◆ **REQUIREMENT A**: Write out the passage about art, the humanities and missionary engagement word for word, from its first sentence to its last.

◆ **SUPPLIED TEXT**:
──────────────────────────────

By sensitizing us in their own distinct way, serious art and the humanities afford a moderating hedge, a brake, a buffer that can keep our devotion from lapsing into fanaticism, our good intentions from ossifying into smug, even cruel self-righteousness, whether in the Middle East or on the Wasatch Front.

Another possible avenue for ecumenical engagement is our missionaries’ worldwide exposure to a variety of other peoples and cultures. Returned missionaries could do much more to cultivate a continuing engagement with the cultures in which they have served. With the present-day’s simplified and heavily prescriptive manuals of instruction and the classroom habit of assigning quotations rather than encouraging spontaneous views, even our doctrinal discourse has, I’m afraid, become extremely limited and superficial. Perhaps the approach of the new missionary manual, Preach My Gospel: A Guide to Missionary Service (Salt Lake City: Intellectual Reserve, 2004), which emphasizes personal witness, stems from the recognition that greater authenticity and persuasive impact arise from a posture of openness to one’s own distinctive, spontaneous, individual encounter with the Divine. We would also, I believe, benefit from emulating the Jewish tradition of more earnest, freewheeling discussion, not to mention more self-confident, self-directed good humor.

──────────────────────────────

◆ **EXERCISE DATA**:
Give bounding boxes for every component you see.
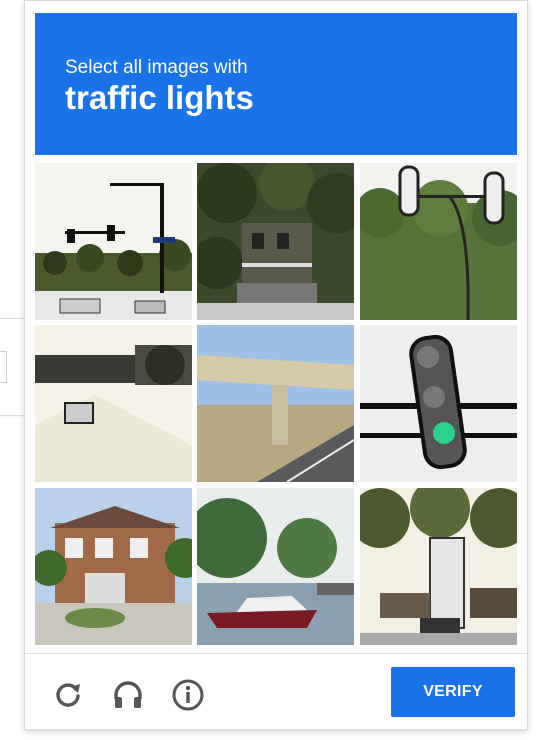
tile-image-2 [197, 163, 354, 320]
grid-tile-8[interactable] [197, 488, 354, 645]
side-panel-handle [0, 351, 7, 383]
challenge-header: Select all images with traffic lights [35, 13, 517, 155]
challenge-target: traffic lights [65, 79, 254, 116]
tile-image-7 [35, 488, 192, 645]
grid-tile-2[interactable] [197, 163, 354, 320]
grid-tile-1[interactable] [35, 163, 192, 320]
captcha-dialog: Select all images with traffic lights VE… [24, 0, 528, 730]
tile-image-5 [197, 325, 354, 482]
grid-tile-9[interactable] [360, 488, 517, 645]
tile-image-8 [197, 488, 354, 645]
tile-image-1 [35, 163, 192, 320]
headphones-icon[interactable] [107, 674, 149, 716]
grid-tile-4[interactable] [35, 325, 192, 482]
grid-tile-5[interactable] [197, 325, 354, 482]
tile-image-6 [360, 325, 517, 482]
grid-tile-6[interactable] [360, 325, 517, 482]
info-icon[interactable] [167, 674, 209, 716]
grid-tile-3[interactable] [360, 163, 517, 320]
challenge-instruction: Select all images with [65, 57, 248, 78]
tile-image-4 [35, 325, 192, 482]
footer-toolbar [47, 673, 209, 717]
footer-divider [25, 653, 527, 654]
grid-tile-7[interactable] [35, 488, 192, 645]
tile-image-9 [360, 488, 517, 645]
reload-icon[interactable] [47, 674, 89, 716]
image-grid [35, 163, 517, 645]
verify-button[interactable]: VERIFY [391, 667, 515, 717]
tile-image-3 [360, 163, 517, 320]
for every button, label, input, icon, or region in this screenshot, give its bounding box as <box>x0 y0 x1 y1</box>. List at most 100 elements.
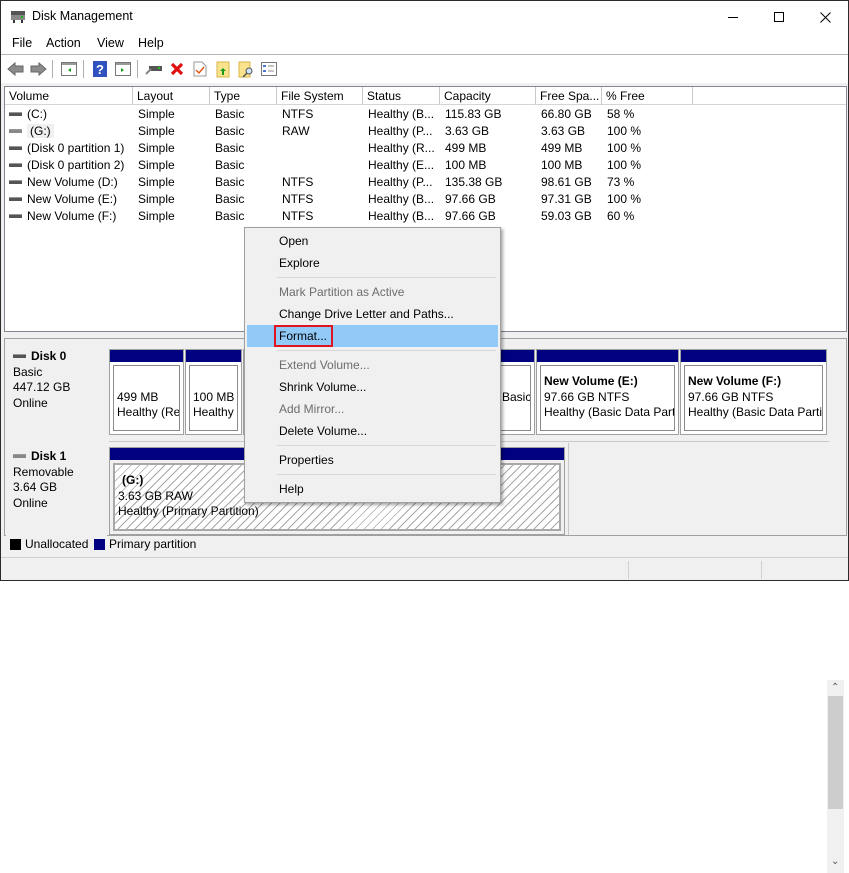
menu-help[interactable]: Help <box>138 36 164 50</box>
menu-item-label: Add Mirror... <box>279 402 345 416</box>
cell-fs: NTFS <box>282 192 314 206</box>
menu-item-delete-volume[interactable]: Delete Volume... <box>247 420 498 442</box>
table-row[interactable]: New Volume (E:) Simple Basic NTFS Healthy (B… <box>5 191 846 208</box>
help-button[interactable]: ? <box>91 60 109 78</box>
scroll-down-icon[interactable]: ⌄ <box>831 856 839 867</box>
primary-partition-bar <box>537 350 678 362</box>
table-row[interactable]: (C:) Simple Basic NTFS Healthy (B... 115.83 G… <box>5 106 846 123</box>
status-bar <box>1 557 848 580</box>
disk-1-label[interactable]: Disk 1 Removable 3.64 GB Online <box>6 443 107 536</box>
partition-size: 97.66 GB NTFS <box>688 389 774 404</box>
show-action-pane-button[interactable] <box>114 60 132 78</box>
cell-free: 97.31 GB <box>541 192 592 206</box>
legend-unallocated-swatch <box>10 539 21 550</box>
menu-separator <box>277 445 496 446</box>
volume-list-header: Volume Layout Type File System Status Ca… <box>5 87 846 105</box>
cell-volume: New Volume (E:) <box>9 191 117 208</box>
maximize-button[interactable] <box>756 1 802 33</box>
menu-item-label: Change Drive Letter and Paths... <box>279 307 454 321</box>
legend-primary-swatch <box>94 539 105 550</box>
primary-partition-bar <box>681 350 826 362</box>
disk-drive-icon <box>9 213 22 218</box>
legend-primary-label: Primary partition <box>109 537 197 551</box>
cell-layout: Simple <box>138 175 175 189</box>
menu-item-label: Mark Partition as Active <box>279 285 405 299</box>
menu-view[interactable]: View <box>97 36 124 50</box>
column-header-status[interactable]: Status <box>363 87 440 105</box>
menu-item-shrink-volume[interactable]: Shrink Volume... <box>247 376 498 398</box>
cell-volume: New Volume (F:) <box>9 208 116 225</box>
menu-action[interactable]: Action <box>46 36 81 50</box>
column-header-free-space[interactable]: Free Spa... <box>536 87 602 105</box>
menu-item-open[interactable]: Open <box>247 230 498 252</box>
cell-fs: RAW <box>282 124 310 138</box>
column-header-percent-free[interactable]: % Free <box>602 87 693 105</box>
table-row[interactable]: New Volume (D:) Simple Basic NTFS Healthy (P… <box>5 174 846 191</box>
cell-type: Basic <box>215 158 245 172</box>
cell-pct: 60 % <box>607 209 635 223</box>
show-hide-console-tree-button[interactable] <box>60 60 78 78</box>
minimize-button[interactable] <box>710 1 756 33</box>
column-header-empty <box>693 87 846 105</box>
delete-button[interactable] <box>168 60 186 78</box>
up-folder-button[interactable] <box>214 60 232 78</box>
partition-status: Basic <box>502 389 531 404</box>
disk-drive-icon <box>13 353 26 358</box>
column-header-capacity[interactable]: Capacity <box>440 87 536 105</box>
partition-disk0-2[interactable]: 100 MB Healthy <box>185 349 242 435</box>
menu-item-properties[interactable]: Properties <box>247 449 498 471</box>
disk-end-divider <box>568 443 569 535</box>
partition-new-volume-e[interactable]: New Volume (E:) 97.66 GB NTFS Healthy (Bas… <box>536 349 679 435</box>
disk-kind: Basic <box>13 364 43 379</box>
cell-type: Basic <box>215 124 245 138</box>
action-pane-icon <box>115 62 131 76</box>
cell-capacity: 115.83 GB <box>445 107 502 121</box>
partition-new-volume-f[interactable]: New Volume (F:) 97.66 GB NTFS Healthy (Bas… <box>680 349 827 435</box>
table-row[interactable]: (Disk 0 partition 1) Simple Basic Healthy (… <box>5 140 846 157</box>
forward-button[interactable] <box>29 60 47 78</box>
toolbar-separator <box>52 60 53 78</box>
menu-file[interactable]: File <box>12 36 32 50</box>
menu-item-change-drive-letter-and-paths[interactable]: Change Drive Letter and Paths... <box>247 303 498 325</box>
column-header-volume[interactable]: Volume <box>5 87 133 105</box>
table-row[interactable]: (G:) Simple Basic RAW Healthy (P... 3.63 GB 3.… <box>5 123 846 140</box>
table-row[interactable]: New Volume (F:) Simple Basic NTFS Healthy (B… <box>5 208 846 225</box>
removable-drive-icon <box>9 128 22 133</box>
connect-button[interactable] <box>145 60 163 78</box>
column-header-file-system[interactable]: File System <box>277 87 363 105</box>
partition-title: New Volume (E:) <box>544 374 638 388</box>
menu-item-help[interactable]: Help <box>247 478 498 500</box>
column-header-type[interactable]: Type <box>210 87 277 105</box>
graph-vertical-scrollbar[interactable]: ⌃ ⌄ <box>827 680 844 873</box>
back-button[interactable] <box>6 60 24 78</box>
disk-drive-icon <box>9 145 22 150</box>
close-button[interactable] <box>802 1 848 33</box>
cell-pct: 73 % <box>607 175 635 189</box>
menu-item-label: Delete Volume... <box>279 424 368 438</box>
table-row[interactable]: (Disk 0 partition 2) Simple Basic Healthy (… <box>5 157 846 174</box>
back-icon <box>6 62 23 76</box>
folder-search-icon <box>238 61 252 78</box>
disk-drive-icon <box>9 196 22 201</box>
partition-disk0-1[interactable]: 499 MB Healthy (Re <box>109 349 184 435</box>
menu-item-format[interactable]: Format... <box>247 325 498 347</box>
cell-capacity: 97.66 GB <box>445 192 496 206</box>
volume-name: (Disk 0 partition 2) <box>27 158 125 172</box>
cell-pct: 58 % <box>607 107 635 121</box>
disk-0-label[interactable]: Disk 0 Basic 447.12 GB Online <box>6 343 107 439</box>
menu-item-explore[interactable]: Explore <box>247 252 498 274</box>
search-button[interactable] <box>237 60 255 78</box>
cell-capacity: 3.63 GB <box>445 124 490 138</box>
cell-status: Healthy (B... <box>368 107 435 121</box>
cell-pct: 100 % <box>607 141 642 155</box>
scrollbar-thumb[interactable] <box>828 696 843 809</box>
cell-volume: (Disk 0 partition 1) <box>9 140 124 157</box>
disk-drive-icon <box>9 111 22 116</box>
scroll-up-icon[interactable]: ⌃ <box>831 682 839 693</box>
column-header-layout[interactable]: Layout <box>133 87 210 105</box>
context-menu: Open Explore Mark Partition as Active Chang… <box>244 227 501 503</box>
properties-button[interactable] <box>260 60 278 78</box>
cell-layout: Simple <box>138 209 175 223</box>
cell-type: Basic <box>215 175 245 189</box>
check-button[interactable] <box>191 60 209 78</box>
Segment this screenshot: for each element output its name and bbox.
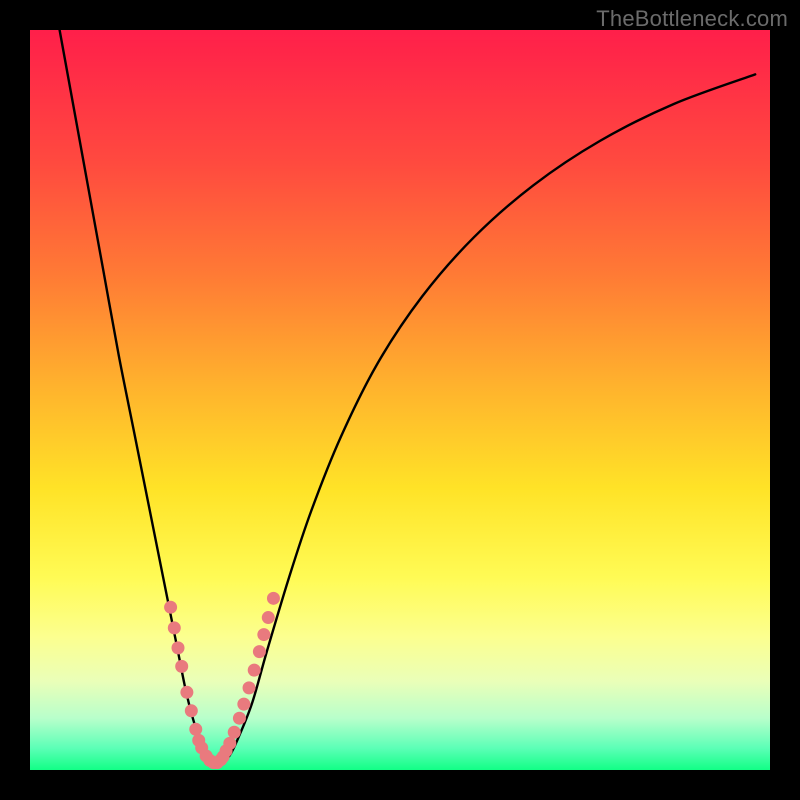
plot-area	[30, 30, 770, 770]
marker-dot	[262, 611, 275, 624]
marker-dot	[223, 737, 236, 750]
marker-dot	[243, 681, 256, 694]
marker-dot	[172, 641, 185, 654]
marker-dot	[267, 592, 280, 605]
marker-dot	[168, 621, 181, 634]
marker-dot	[237, 698, 250, 711]
marker-dot	[257, 628, 270, 641]
marker-dot	[253, 645, 266, 658]
marker-dot	[189, 723, 202, 736]
marker-dot	[248, 664, 261, 677]
watermark-text: TheBottleneck.com	[596, 6, 788, 32]
marker-dot	[180, 686, 193, 699]
marker-dot	[185, 704, 198, 717]
marker-dot	[233, 712, 246, 725]
marker-dot	[175, 660, 188, 673]
marker-dot	[228, 726, 241, 739]
chart-svg	[30, 30, 770, 770]
marker-dot	[164, 601, 177, 614]
bottleneck-curve	[60, 30, 756, 764]
marker-dots	[164, 592, 280, 769]
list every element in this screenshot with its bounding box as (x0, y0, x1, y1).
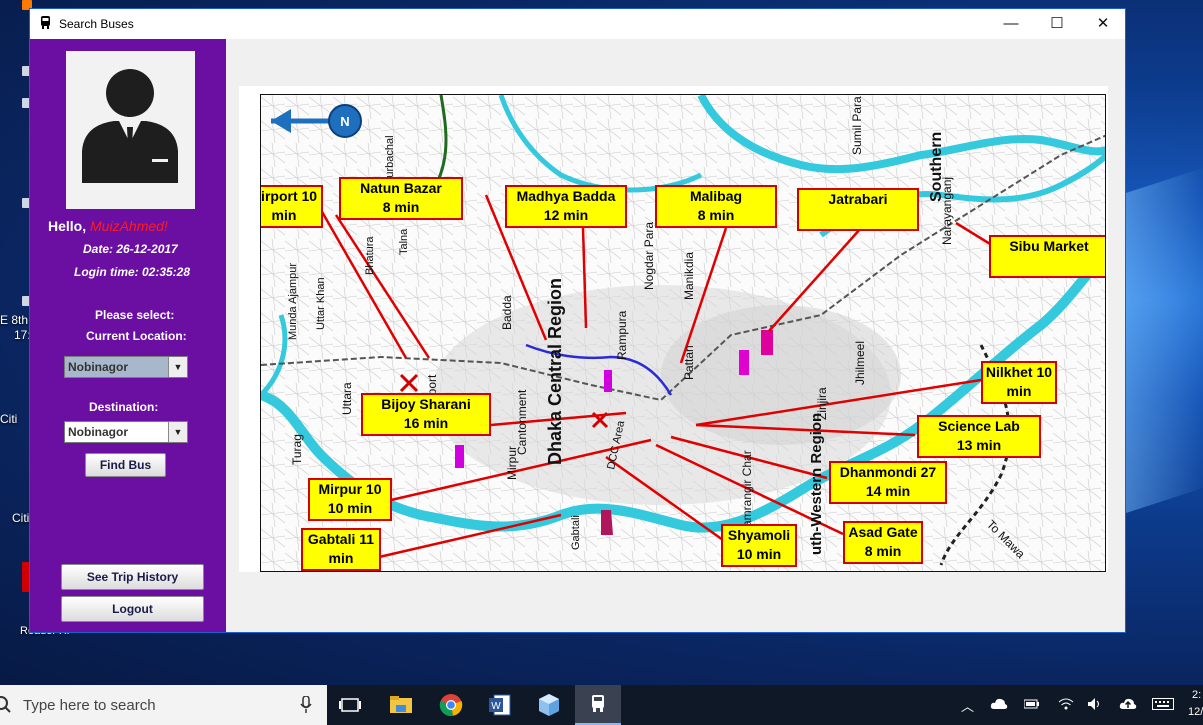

──────────────────────────────

◆ **REQUIREMENT B**: Give again, word for word, only the lines of the records starting at the line that contains "tile-image-2 [197, 163, 354, 320]" and ending at the line that contains "tile-image-6 [360, 325, 517, 482]", with both of those lines included.

◆ **RESULT A**:
By sensitizing us in their own distinct way, serious art and the humanities afford a moderating hedge, a brake, a buffer that can keep our devotion from lapsing into fanaticism, our good intentions from ossifying into smug, even cruel self-righteousness, whether in the Middle East or on the Wasatch Front.

Another possible avenue for ecumenical engagement is our missionaries’ worldwide exposure to a variety of other peoples and cultures. Returned missionaries could do much more to cultivate a continuing engagement with the cultures in which they have served. With the present-day’s simplified and heavily prescriptive manuals of instruction and the classroom habit of assigning quotations rather than encouraging spontaneous views, even our doctrinal discourse has, I’m afraid, become extremely limited and superficial. Perhaps the approach of the new missionary manual, Preach My Gospel: A Guide to Missionary Service (Salt Lake City: Intellectual Reserve, 2004), which emphasizes personal witness, stems from the recognition that greater authenticity and persuasive impact arise from a posture of openness to one’s own distinctive, spontaneous, individual encounter with the Divine. We would also, I believe, benefit from emulating the Jewish tradition of more earnest, freewheeling discussion, not to mention more self-confident, self-directed good humor.

◆ **RESULT B**:
tile-image-2 [197, 163, 354, 320]
grid-tile-8[interactable] [197, 488, 354, 645]
side-panel-handle [0, 351, 7, 383]
challenge-header: Select all images with traffic lights [35, 13, 517, 155]
challenge-target: traffic lights [65, 79, 254, 116]
tile-image-7 [35, 488, 192, 645]
grid-tile-2[interactable] [197, 163, 354, 320]
grid-tile-1[interactable] [35, 163, 192, 320]
captcha-dialog: Select all images with traffic lights VE… [24, 0, 528, 730]
tile-image-5 [197, 325, 354, 482]
grid-tile-9[interactable] [360, 488, 517, 645]
tile-image-8 [197, 488, 354, 645]
tile-image-1 [35, 163, 192, 320]
headphones-icon[interactable] [107, 674, 149, 716]
grid-tile-4[interactable] [35, 325, 192, 482]
grid-tile-5[interactable] [197, 325, 354, 482]
tile-image-6 [360, 325, 517, 482]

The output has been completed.